Swap "legend-swatch" for "legend-chip" everywhere it appears in the lines below, change nothing else, and leave the picture out of your answer.

• _Supplied material_:
════════
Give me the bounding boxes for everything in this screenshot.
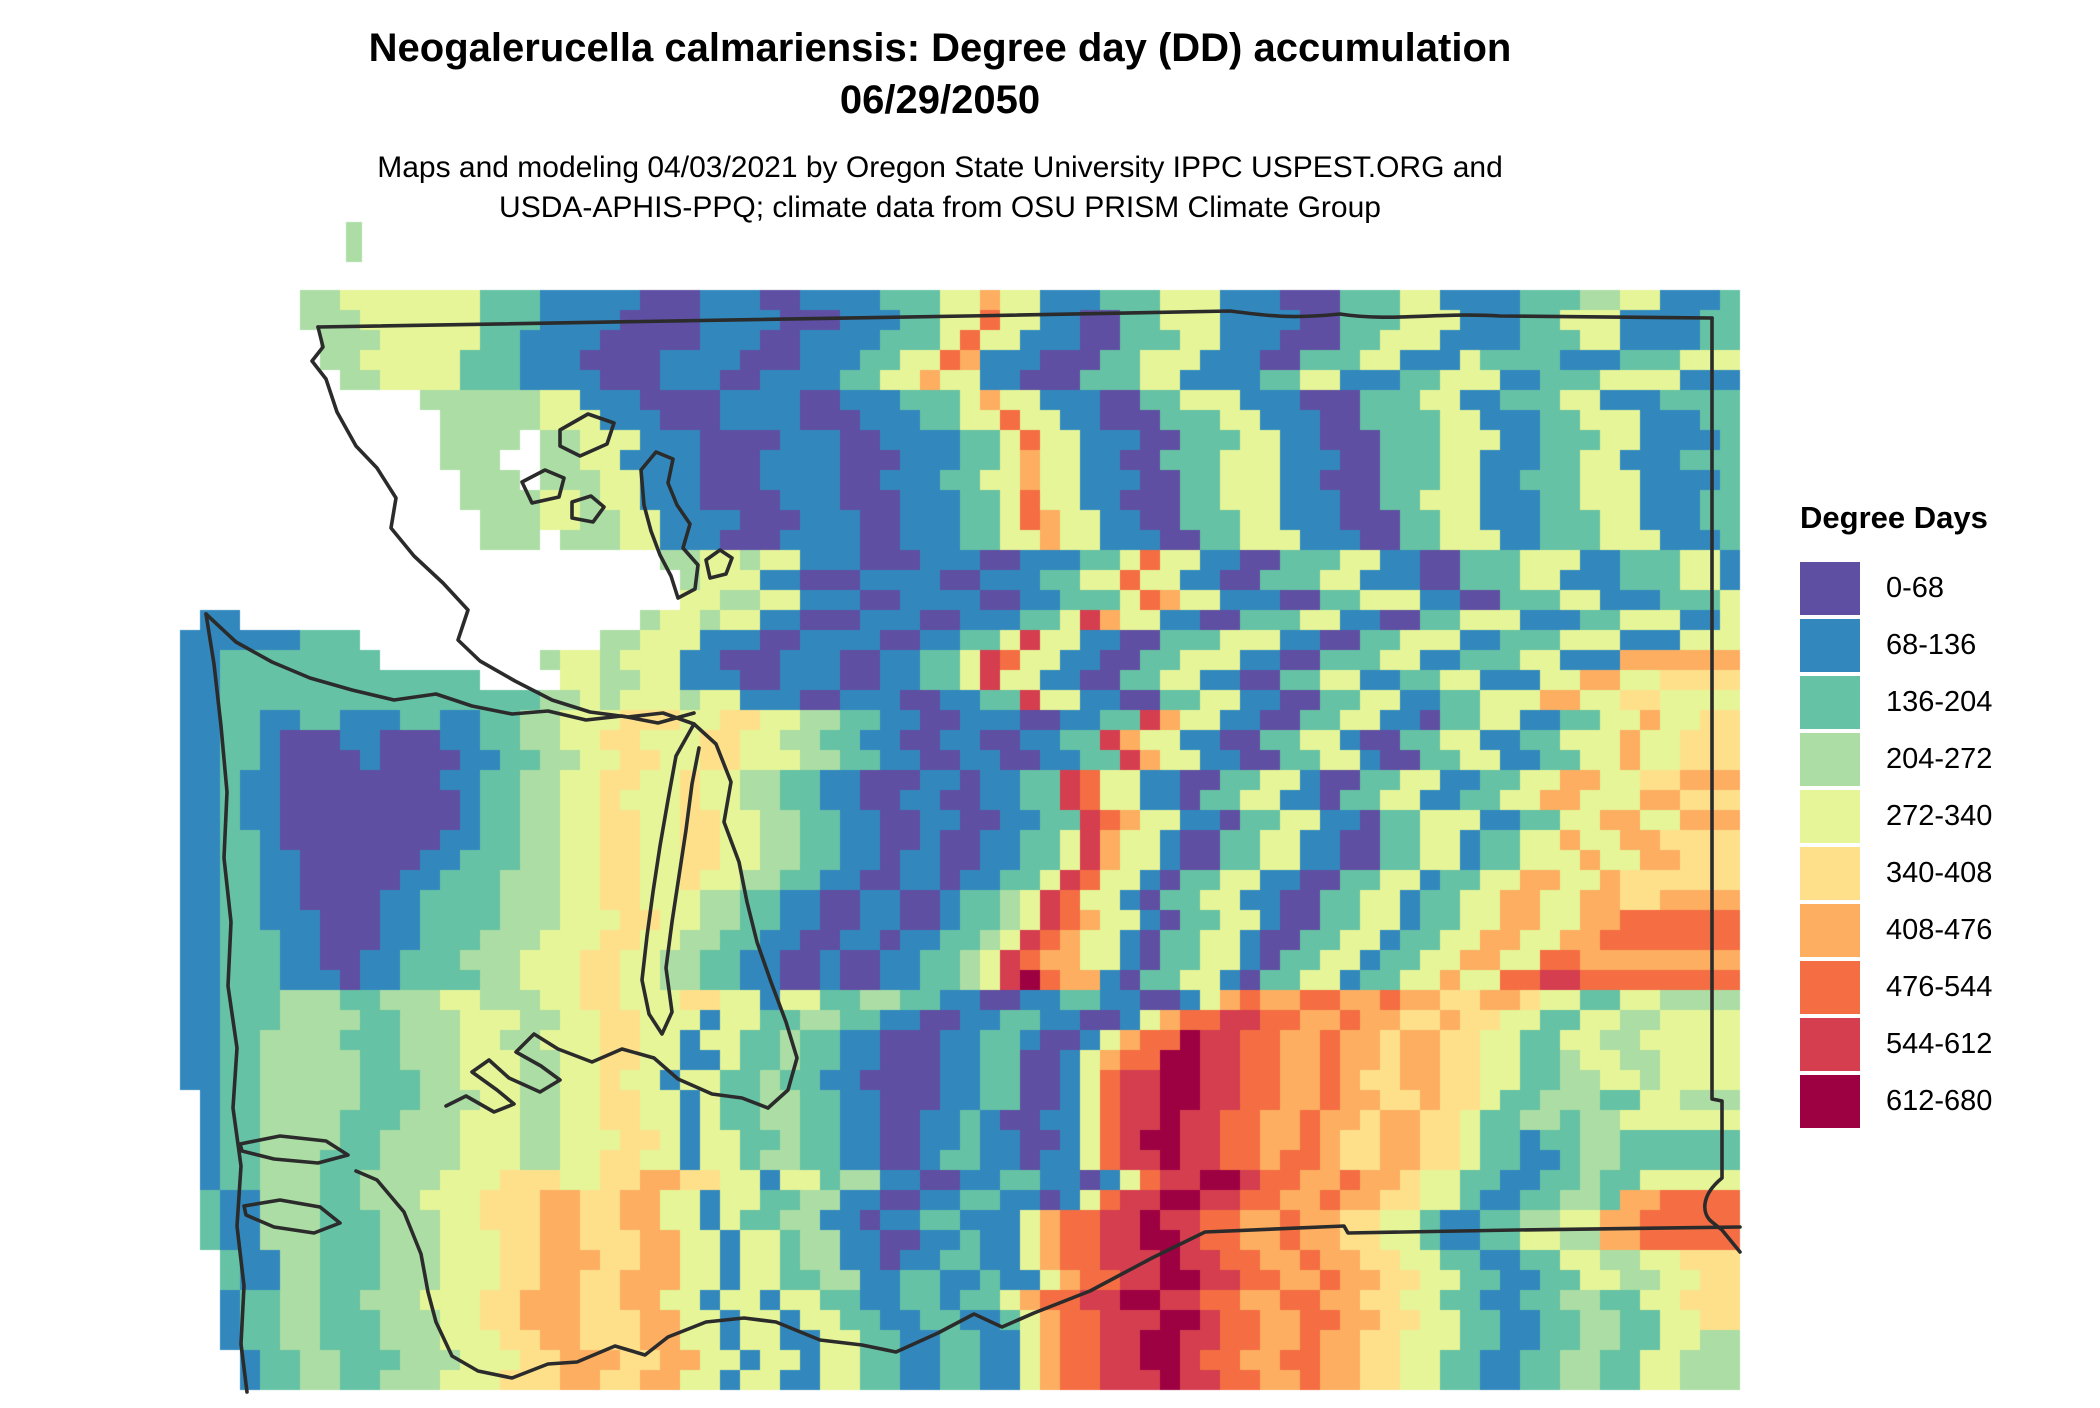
- legend-item: 204-272: [1800, 733, 2100, 786]
- legend-label: 136-204: [1886, 686, 1993, 718]
- page-title-line1: Neogalerucella calmariensis: Degree day …: [368, 26, 1512, 70]
- legend-swatch: [1800, 733, 1860, 786]
- island-whidbey-path: [639, 450, 700, 600]
- island-san-juan-path: [520, 468, 566, 505]
- legend-item: 68-136: [1800, 619, 2100, 672]
- legend-item: 476-544: [1800, 961, 2100, 1014]
- legend-swatch: [1800, 1075, 1860, 1128]
- legend: Degree Days 0-68 68-136 136-204 204-272 272-…: [1800, 500, 2100, 1132]
- legend-swatch: [1800, 562, 1860, 615]
- legend-label: 612-680: [1886, 1085, 1993, 1117]
- legend-item: 612-680: [1800, 1075, 2100, 1128]
- legend-swatch: [1800, 619, 1860, 672]
- legend-label: 0-68: [1886, 572, 1945, 604]
- legend-label: 340-408: [1886, 857, 1993, 889]
- north-border-path: [316, 309, 1714, 329]
- legend-item: 340-408: [1800, 847, 2100, 900]
- legend-label: 204-272: [1886, 743, 1993, 775]
- legend-label: 408-476: [1886, 914, 1993, 946]
- legend-swatch: [1800, 1018, 1860, 1071]
- south-border-columbia-river-path: [354, 1169, 1742, 1380]
- subtitle-block: Maps and modeling 04/03/2021 by Oregon S…: [0, 148, 1880, 228]
- island-lopez-path: [570, 494, 606, 524]
- legend-label: 544-612: [1886, 1028, 1993, 1060]
- strait-south-shore-path: [204, 612, 696, 725]
- coast-west-path: [204, 612, 249, 1394]
- legend-item: 408-476: [1800, 904, 2100, 957]
- island-camano-path: [704, 548, 734, 580]
- subtitle-line1: Maps and modeling 04/03/2021 by Oregon S…: [377, 151, 1503, 184]
- grays-harbor-bay-path: [238, 1134, 350, 1165]
- legend-swatch: [1800, 847, 1860, 900]
- legend-swatch: [1800, 904, 1860, 957]
- legend-title: Degree Days: [1800, 500, 1988, 535]
- island-orcas-path: [558, 412, 616, 458]
- page-title-date: 06/29/2050: [839, 78, 1041, 122]
- legend-swatch: [1800, 676, 1860, 729]
- legend-item: 272-340: [1800, 790, 2100, 843]
- legend-items: 0-68 68-136 136-204 204-272 272-340 340-408 40…: [1800, 562, 2100, 1128]
- header: Neogalerucella calmariensis: Degree day …: [0, 22, 1880, 228]
- north-mainland-coast-path: [310, 325, 799, 1110]
- legend-label: 272-340: [1886, 800, 1993, 832]
- hood-canal-path: [640, 722, 701, 1036]
- legend-item: 544-612: [1800, 1018, 2100, 1071]
- legend-item: 0-68: [1800, 562, 2100, 615]
- legend-swatch: [1800, 961, 1860, 1014]
- legend-item: 136-204: [1800, 676, 2100, 729]
- east-border-path: [1703, 316, 1742, 1254]
- legend-label: 476-544: [1886, 971, 1993, 1003]
- legend-label: 68-136: [1886, 629, 1977, 661]
- subtitle-line2: USDA-APHIS-PPQ; climate data from OSU PR…: [499, 191, 1381, 224]
- willapa-bay-path: [242, 1198, 342, 1235]
- legend-swatch: [1800, 790, 1860, 843]
- south-sound-inlets-path: [444, 1032, 770, 1114]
════════
• _Full answer_:
Give me the bounding boxes for everything in this screenshot.
- legend-item: 204-272: [1800, 733, 2100, 786]
- legend-label: 136-204: [1886, 686, 1993, 718]
- page-title-line1: Neogalerucella calmariensis: Degree day …: [368, 26, 1512, 70]
- legend-chip: [1800, 733, 1860, 786]
- island-whidbey-path: [639, 450, 700, 600]
- island-san-juan-path: [520, 468, 566, 505]
- legend-item: 68-136: [1800, 619, 2100, 672]
- legend-item: 476-544: [1800, 961, 2100, 1014]
- legend-chip: [1800, 1075, 1860, 1128]
- legend: Degree Days 0-68 68-136 136-204 204-272 272-…: [1800, 500, 2100, 1132]
- legend-chip: [1800, 562, 1860, 615]
- legend-label: 612-680: [1886, 1085, 1993, 1117]
- legend-item: 612-680: [1800, 1075, 2100, 1128]
- legend-chip: [1800, 619, 1860, 672]
- legend-label: 0-68: [1886, 572, 1945, 604]
- legend-label: 340-408: [1886, 857, 1993, 889]
- north-border-path: [316, 309, 1714, 329]
- legend-item: 340-408: [1800, 847, 2100, 900]
- legend-label: 204-272: [1886, 743, 1993, 775]
- legend-label: 408-476: [1886, 914, 1993, 946]
- legend-chip: [1800, 1018, 1860, 1071]
- south-border-columbia-river-path: [354, 1169, 1742, 1380]
- subtitle-block: Maps and modeling 04/03/2021 by Oregon S…: [0, 148, 1880, 228]
- island-lopez-path: [570, 494, 606, 524]
- legend-label: 544-612: [1886, 1028, 1993, 1060]
- strait-south-shore-path: [204, 612, 696, 725]
- coast-west-path: [204, 612, 249, 1394]
- legend-item: 408-476: [1800, 904, 2100, 957]
- island-camano-path: [704, 548, 734, 580]
- subtitle-line1: Maps and modeling 04/03/2021 by Oregon S…: [377, 151, 1503, 184]
- grays-harbor-bay-path: [238, 1134, 350, 1165]
- legend-chip: [1800, 847, 1860, 900]
- legend-chip: [1800, 904, 1860, 957]
- legend-title: Degree Days: [1800, 500, 1988, 535]
- island-orcas-path: [558, 412, 616, 458]
- page-title-date: 06/29/2050: [839, 78, 1041, 122]
- legend-chip: [1800, 676, 1860, 729]
- legend-item: 272-340: [1800, 790, 2100, 843]
- legend-items: 0-68 68-136 136-204 204-272 272-340 340-408 40…: [1800, 562, 2100, 1128]
- header: Neogalerucella calmariensis: Degree day …: [0, 22, 1880, 228]
- north-mainland-coast-path: [310, 325, 799, 1110]
- legend-label: 272-340: [1886, 800, 1993, 832]
- hood-canal-path: [640, 722, 701, 1036]
- legend-item: 544-612: [1800, 1018, 2100, 1071]
- legend-item: 0-68: [1800, 562, 2100, 615]
- legend-chip: [1800, 961, 1860, 1014]
- legend-item: 136-204: [1800, 676, 2100, 729]
- east-border-path: [1703, 316, 1742, 1254]
- legend-label: 476-544: [1886, 971, 1993, 1003]
- legend-label: 68-136: [1886, 629, 1977, 661]
- subtitle-line2: USDA-APHIS-PPQ; climate data from OSU PR…: [499, 191, 1381, 224]
- willapa-bay-path: [242, 1198, 342, 1235]
- legend-chip: [1800, 790, 1860, 843]
- south-sound-inlets-path: [444, 1032, 770, 1114]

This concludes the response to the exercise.